** Begin MATERIAL PROVIDED **
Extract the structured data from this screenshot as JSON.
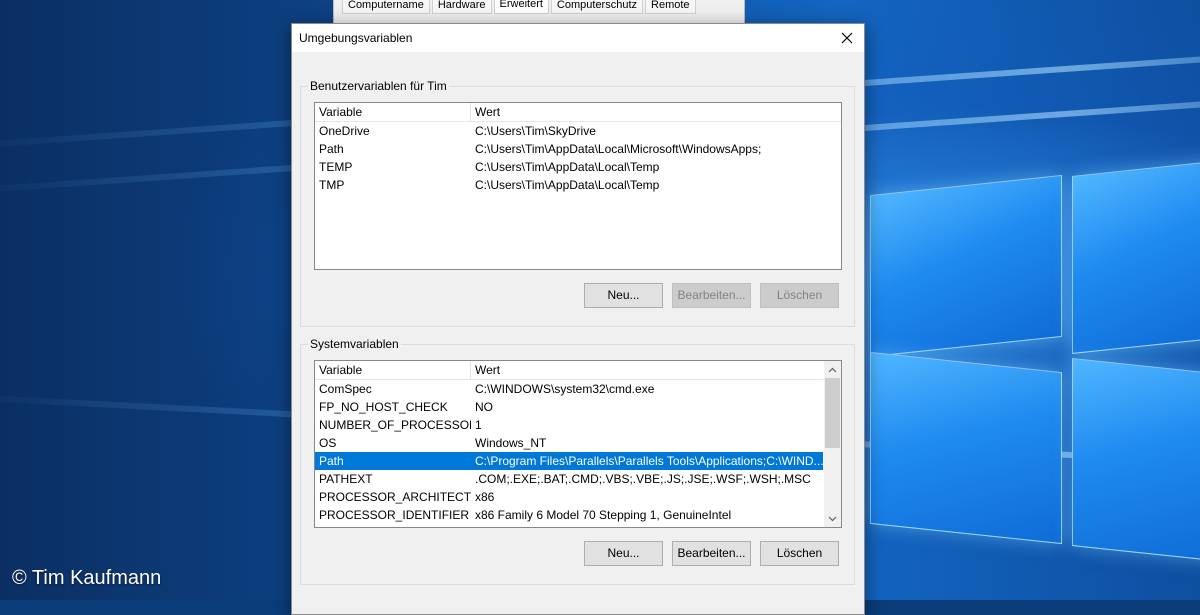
{
  "background_tabs": [
    "Computername",
    "Hardware",
    "Erweitert",
    "Computerschutz",
    "Remote"
  ],
  "dialog": {
    "title": "Umgebungsvariablen",
    "user_group_label": "Benutzervariablen für Tim",
    "system_group_label": "Systemvariablen",
    "columns": {
      "variable": "Variable",
      "value": "Wert"
    },
    "user_vars": [
      {
        "name": "OneDrive",
        "value": "C:\\Users\\Tim\\SkyDrive"
      },
      {
        "name": "Path",
        "value": "C:\\Users\\Tim\\AppData\\Local\\Microsoft\\WindowsApps;"
      },
      {
        "name": "TEMP",
        "value": "C:\\Users\\Tim\\AppData\\Local\\Temp"
      },
      {
        "name": "TMP",
        "value": "C:\\Users\\Tim\\AppData\\Local\\Temp"
      }
    ],
    "system_vars": [
      {
        "name": "ComSpec",
        "value": "C:\\WINDOWS\\system32\\cmd.exe"
      },
      {
        "name": "FP_NO_HOST_CHECK",
        "value": "NO"
      },
      {
        "name": "NUMBER_OF_PROCESSORS",
        "value": "1"
      },
      {
        "name": "OS",
        "value": "Windows_NT"
      },
      {
        "name": "Path",
        "value": "C:\\Program Files\\Parallels\\Parallels Tools\\Applications;C:\\WIND..."
      },
      {
        "name": "PATHEXT",
        "value": ".COM;.EXE;.BAT;.CMD;.VBS;.VBE;.JS;.JSE;.WSF;.WSH;.MSC"
      },
      {
        "name": "PROCESSOR_ARCHITECTURE",
        "value": "x86"
      },
      {
        "name": "PROCESSOR_IDENTIFIER",
        "value": "x86 Family 6 Model 70 Stepping 1, GenuineIntel"
      }
    ],
    "selected_system_var": "Path",
    "buttons": {
      "new": "Neu...",
      "edit": "Bearbeiten...",
      "delete": "Löschen"
    }
  },
  "copyright": "© Tim Kaufmann",
  "colors": {
    "selection": "#0078d7",
    "dialog_bg": "#f0f0f0"
  }
}
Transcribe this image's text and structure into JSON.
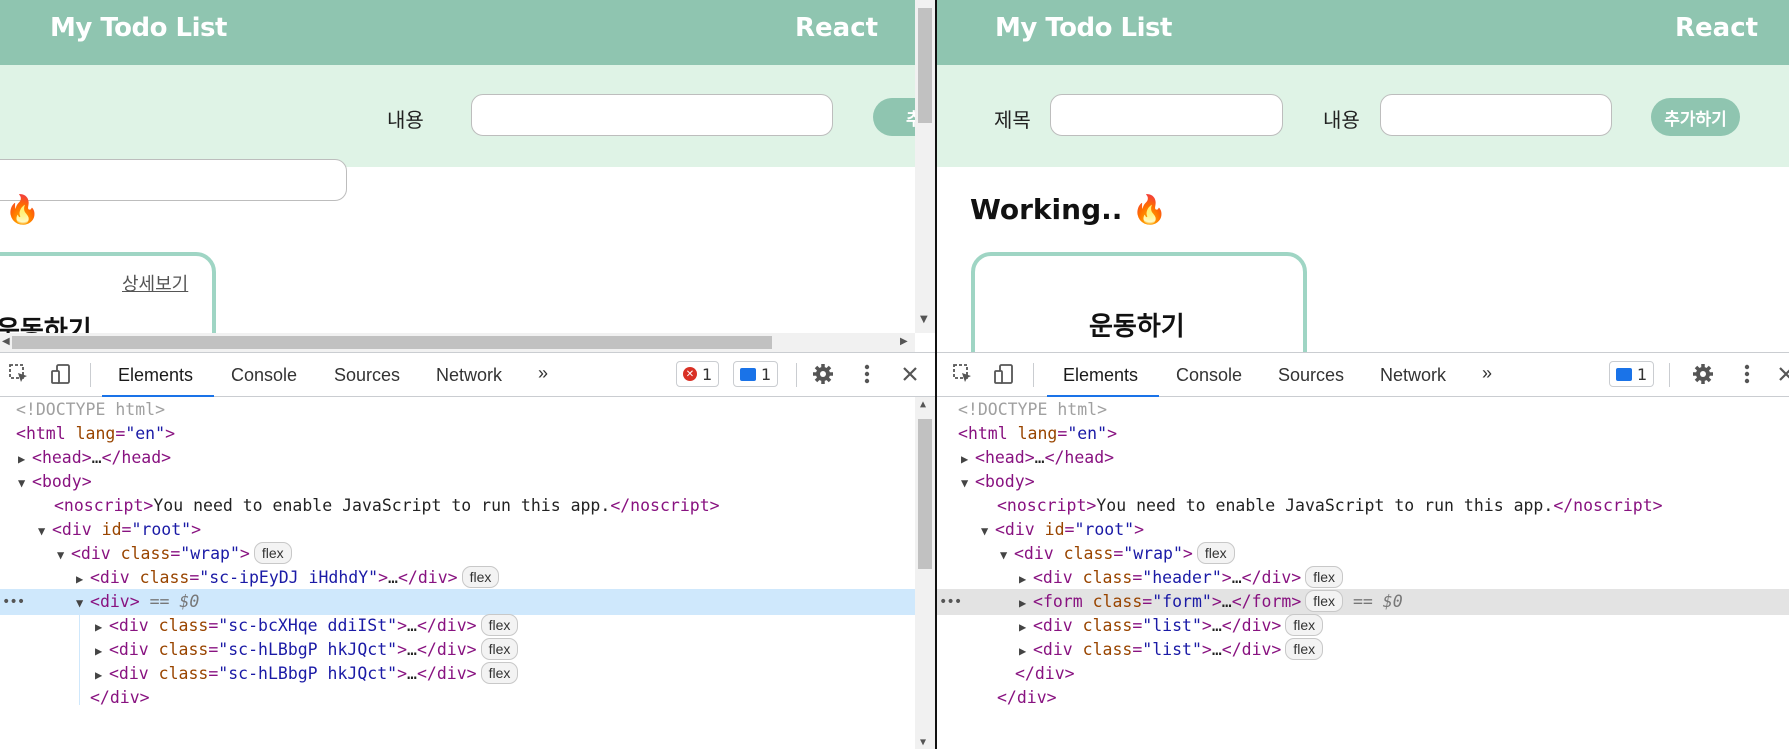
{
  "left": {
    "app": {
      "title": "My Todo List",
      "brand": "React",
      "content_label": "내용",
      "add_button": "추",
      "section_title": "🔥",
      "card_detail": "상세보기",
      "card_title": "운동하기"
    },
    "devtools": {
      "tabs": [
        "Elements",
        "Console",
        "Sources",
        "Network"
      ],
      "more": "»",
      "error_count": "1",
      "message_count": "1",
      "tree": {
        "doctype": "<!DOCTYPE html>",
        "html_tag": "html",
        "lang_attr": "lang",
        "lang_val": "\"en\"",
        "head": "head",
        "head_ellipsis": "…",
        "body": "body",
        "noscript_text": "You need to enable JavaScript to run this app.",
        "root_attr": "id",
        "root_val": "\"root\"",
        "wrap_attr": "class",
        "wrap_val": "\"wrap\"",
        "child1_val": "\"sc-ipEyDJ iHdhdY\"",
        "selected_tag": "div",
        "selected_suffix": "== $0",
        "child2_val": "\"sc-bcXHqe ddiISt\"",
        "child3_val": "\"sc-hLBbgP hkJQct\"",
        "child4_val": "\"sc-hLBbgP hkJQct\"",
        "closing": "</div>",
        "flex": "flex"
      }
    }
  },
  "right": {
    "app": {
      "title": "My Todo List",
      "brand": "React",
      "title_label": "제목",
      "content_label": "내용",
      "add_button": "추가하기",
      "section_title": "Working.. 🔥",
      "card_title": "운동하기"
    },
    "devtools": {
      "tabs": [
        "Elements",
        "Console",
        "Sources",
        "Network"
      ],
      "more": "»",
      "message_count": "1",
      "tree": {
        "header_val": "\"header\"",
        "form_tag": "form",
        "form_val": "\"form\"",
        "list_val": "\"list\"",
        "selected_suffix": "== $0",
        "closing": "</div>"
      }
    }
  }
}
** End MATERIAL PROVIDED **
» CHALLENGE:
Each record above is to be restated exactly, with its pictures removed from the copy.

» TASK RESPONSE:
Extract the structured data from this screenshot as JSON.
{
  "background_tabs": [
    "Computername",
    "Hardware",
    "Erweitert",
    "Computerschutz",
    "Remote"
  ],
  "dialog": {
    "title": "Umgebungsvariablen",
    "user_group_label": "Benutzervariablen für Tim",
    "system_group_label": "Systemvariablen",
    "columns": {
      "variable": "Variable",
      "value": "Wert"
    },
    "user_vars": [
      {
        "name": "OneDrive",
        "value": "C:\\Users\\Tim\\SkyDrive"
      },
      {
        "name": "Path",
        "value": "C:\\Users\\Tim\\AppData\\Local\\Microsoft\\WindowsApps;"
      },
      {
        "name": "TEMP",
        "value": "C:\\Users\\Tim\\AppData\\Local\\Temp"
      },
      {
        "name": "TMP",
        "value": "C:\\Users\\Tim\\AppData\\Local\\Temp"
      }
    ],
    "system_vars": [
      {
        "name": "ComSpec",
        "value": "C:\\WINDOWS\\system32\\cmd.exe"
      },
      {
        "name": "FP_NO_HOST_CHECK",
        "value": "NO"
      },
      {
        "name": "NUMBER_OF_PROCESSORS",
        "value": "1"
      },
      {
        "name": "OS",
        "value": "Windows_NT"
      },
      {
        "name": "Path",
        "value": "C:\\Program Files\\Parallels\\Parallels Tools\\Applications;C:\\WIND..."
      },
      {
        "name": "PATHEXT",
        "value": ".COM;.EXE;.BAT;.CMD;.VBS;.VBE;.JS;.JSE;.WSF;.WSH;.MSC"
      },
      {
        "name": "PROCESSOR_ARCHITECTURE",
        "value": "x86"
      },
      {
        "name": "PROCESSOR_IDENTIFIER",
        "value": "x86 Family 6 Model 70 Stepping 1, GenuineIntel"
      }
    ],
    "selected_system_var": "Path",
    "buttons": {
      "new": "Neu...",
      "edit": "Bearbeiten...",
      "delete": "Löschen"
    }
  },
  "copyright": "© Tim Kaufmann",
  "colors": {
    "selection": "#0078d7",
    "dialog_bg": "#f0f0f0"
  }
}
Transcribe this image's text and structure into JSON.
{
  "left": {
    "app": {
      "title": "My Todo List",
      "brand": "React",
      "content_label": "내용",
      "add_button": "추",
      "section_title": "🔥",
      "card_detail": "상세보기",
      "card_title": "운동하기"
    },
    "devtools": {
      "tabs": [
        "Elements",
        "Console",
        "Sources",
        "Network"
      ],
      "more": "»",
      "error_count": "1",
      "message_count": "1",
      "tree": {
        "doctype": "<!DOCTYPE html>",
        "html_tag": "html",
        "lang_attr": "lang",
        "lang_val": "\"en\"",
        "head": "head",
        "head_ellipsis": "…",
        "body": "body",
        "noscript_text": "You need to enable JavaScript to run this app.",
        "root_attr": "id",
        "root_val": "\"root\"",
        "wrap_attr": "class",
        "wrap_val": "\"wrap\"",
        "child1_val": "\"sc-ipEyDJ iHdhdY\"",
        "selected_tag": "div",
        "selected_suffix": "== $0",
        "child2_val": "\"sc-bcXHqe ddiISt\"",
        "child3_val": "\"sc-hLBbgP hkJQct\"",
        "child4_val": "\"sc-hLBbgP hkJQct\"",
        "closing": "</div>",
        "flex": "flex"
      }
    }
  },
  "right": {
    "app": {
      "title": "My Todo List",
      "brand": "React",
      "title_label": "제목",
      "content_label": "내용",
      "add_button": "추가하기",
      "section_title": "Working.. 🔥",
      "card_title": "운동하기"
    },
    "devtools": {
      "tabs": [
        "Elements",
        "Console",
        "Sources",
        "Network"
      ],
      "more": "»",
      "message_count": "1",
      "tree": {
        "header_val": "\"header\"",
        "form_tag": "form",
        "form_val": "\"form\"",
        "list_val": "\"list\"",
        "selected_suffix": "== $0",
        "closing": "</div>"
      }
    }
  }
}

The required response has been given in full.